_Items from a dataset_:
┏━━
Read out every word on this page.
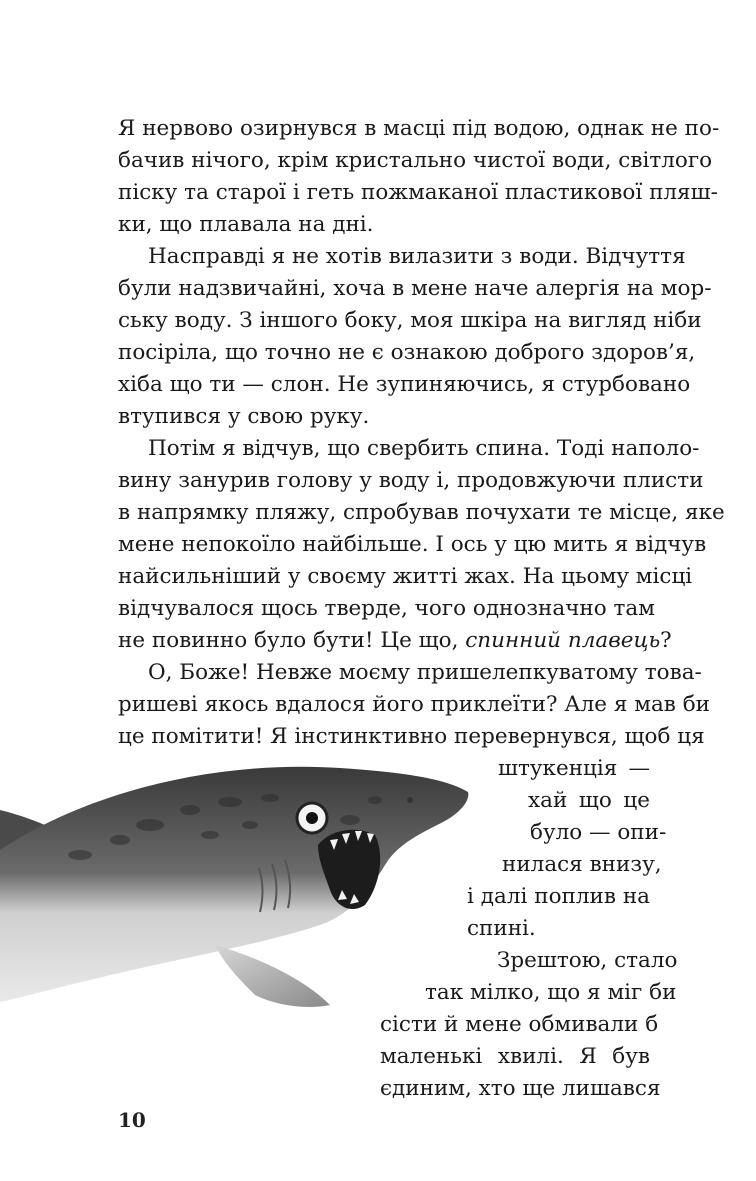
Я нервово озирнувся в масці під водою, однак не по-
бачив нічого, крім кристально чистої води, світлого
піску та старої і геть пожмаканої пластикової пляш-
ки, що плавала на дні.
Насправді я не хотів вилазити з води. Відчуття
були надзвичайні, хоча в мене наче алергія на мор-
ську воду. З іншого боку, моя шкіра на вигляд ніби
посіріла, що точно не є ознакою доброго здоров’я,
хіба що ти — слон. Не зупиняючись, я стурбовано
втупився у свою руку.
Потім я відчув, що свербить спина. Тоді наполо-
вину занурив голову у воду і, продовжуючи плисти
в напрямку пляжу, спробував почухати те місце, яке
мене непокоїло найбільше. І ось у цю мить я відчув
найсильніший у своєму житті жах. На цьому місці
відчувалося щось тверде, чого однозначно там
не повинно було бути! Це що, спинний плавець?
О, Боже! Невже моєму пришелепкуватому това-
ришеві якось вдалося його приклеїти? Але я мав би
це помітити! Я інстинктивно перевернувся, щоб ця
штукенція —
хай що це
було — опи-
нилася внизу,
і далі поплив на
спині.
Зрештою, стало
так мілко, що я міг би
сісти й мене обмивали б
маленькі хвилі. Я був
єдиним, хто ще лишався
10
┗━━
_WHAT IS ASKED_: Without the pictures, restate each entry exactly.

_TASK RESULT_:
Read out every word on this page.
Я нервово озирнувся в масці під водою, однак не по-
бачив нічого, крім кристально чистої води, світлого
піску та старої і геть пожмаканої пластикової пляш-
ки, що плавала на дні.
Насправді я не хотів вилазити з води. Відчуття
були надзвичайні, хоча в мене наче алергія на мор-
ську воду. З іншого боку, моя шкіра на вигляд ніби
посіріла, що точно не є ознакою доброго здоров’я,
хіба що ти — слон. Не зупиняючись, я стурбовано
втупився у свою руку.
Потім я відчув, що свербить спина. Тоді наполо-
вину занурив голову у воду і, продовжуючи плисти
в напрямку пляжу, спробував почухати те місце, яке
мене непокоїло найбільше. І ось у цю мить я відчув
найсильніший у своєму житті жах. На цьому місці
відчувалося щось тверде, чого однозначно там
не повинно було бути! Це що, спинний плавець?
О, Боже! Невже моєму пришелепкуватому това-
ришеві якось вдалося його приклеїти? Але я мав би
це помітити! Я інстинктивно перевернувся, щоб ця
штукенція —
хай що це
було — опи-
нилася внизу,
і далі поплив на
спині.
Зрештою, стало
так мілко, що я міг би
сісти й мене обмивали б
маленькі хвилі. Я був
єдиним, хто ще лишався
10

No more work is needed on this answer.